**Task material**

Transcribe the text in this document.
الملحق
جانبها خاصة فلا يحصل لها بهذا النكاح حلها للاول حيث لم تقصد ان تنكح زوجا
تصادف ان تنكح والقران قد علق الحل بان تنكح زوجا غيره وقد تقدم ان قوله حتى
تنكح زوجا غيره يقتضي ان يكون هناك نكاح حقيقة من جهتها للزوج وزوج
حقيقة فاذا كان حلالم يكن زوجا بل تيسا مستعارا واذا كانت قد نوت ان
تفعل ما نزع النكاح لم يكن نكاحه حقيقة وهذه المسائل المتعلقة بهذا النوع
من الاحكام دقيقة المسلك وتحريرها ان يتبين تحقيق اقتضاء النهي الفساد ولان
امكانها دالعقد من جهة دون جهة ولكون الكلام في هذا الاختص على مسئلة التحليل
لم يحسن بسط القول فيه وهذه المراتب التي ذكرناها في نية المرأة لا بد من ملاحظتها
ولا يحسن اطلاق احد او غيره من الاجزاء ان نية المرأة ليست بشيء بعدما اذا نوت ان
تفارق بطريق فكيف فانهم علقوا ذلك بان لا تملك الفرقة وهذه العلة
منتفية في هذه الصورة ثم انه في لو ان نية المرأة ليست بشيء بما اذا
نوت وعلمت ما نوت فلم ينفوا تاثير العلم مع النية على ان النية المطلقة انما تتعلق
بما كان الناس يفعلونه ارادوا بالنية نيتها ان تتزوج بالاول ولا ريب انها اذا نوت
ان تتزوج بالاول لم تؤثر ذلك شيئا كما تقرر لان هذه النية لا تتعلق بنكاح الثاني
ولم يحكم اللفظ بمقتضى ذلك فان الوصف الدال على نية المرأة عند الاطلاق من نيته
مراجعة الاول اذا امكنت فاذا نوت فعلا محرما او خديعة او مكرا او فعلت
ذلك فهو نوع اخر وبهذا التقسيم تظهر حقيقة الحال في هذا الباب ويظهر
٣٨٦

**Written task**
Quote the entire listing above exactly.

**The reply**
Transcribe the text in this document.
الملحق
جانبها خاصة فلا يحصل لها بهذا النكاح حلها للاول حيث لم تقصد ان تنكح زوجا
تصادف ان تنكح والقران قد علق الحل بان تنكح زوجا غيره وقد تقدم ان قوله حتى
تنكح زوجا غيره يقتضي ان يكون هناك نكاح حقيقة من جهتها للزوج وزوج
حقيقة فاذا كان حلالم يكن زوجا بل تيسا مستعارا واذا كانت قد نوت ان
تفعل ما نزع النكاح لم يكن نكاحه حقيقة وهذه المسائل المتعلقة بهذا النوع
من الاحكام دقيقة المسلك وتحريرها ان يتبين تحقيق اقتضاء النهي الفساد ولان
امكانها دالعقد من جهة دون جهة ولكون الكلام في هذا الاختص على مسئلة التحليل
لم يحسن بسط القول فيه وهذه المراتب التي ذكرناها في نية المرأة لا بد من ملاحظتها
ولا يحسن اطلاق احد او غيره من الاجزاء ان نية المرأة ليست بشيء بعدما اذا نوت ان
تفارق بطريق فكيف فانهم علقوا ذلك بان لا تملك الفرقة وهذه العلة
منتفية في هذه الصورة ثم انه في لو ان نية المرأة ليست بشيء بما اذا
نوت وعلمت ما نوت فلم ينفوا تاثير العلم مع النية على ان النية المطلقة انما تتعلق
بما كان الناس يفعلونه ارادوا بالنية نيتها ان تتزوج بالاول ولا ريب انها اذا نوت
ان تتزوج بالاول لم تؤثر ذلك شيئا كما تقرر لان هذه النية لا تتعلق بنكاح الثاني
ولم يحكم اللفظ بمقتضى ذلك فان الوصف الدال على نية المرأة عند الاطلاق من نيته
مراجعة الاول اذا امكنت فاذا نوت فعلا محرما او خديعة او مكرا او فعلت
ذلك فهو نوع اخر وبهذا التقسيم تظهر حقيقة الحال في هذا الباب ويظهر
٣٨٦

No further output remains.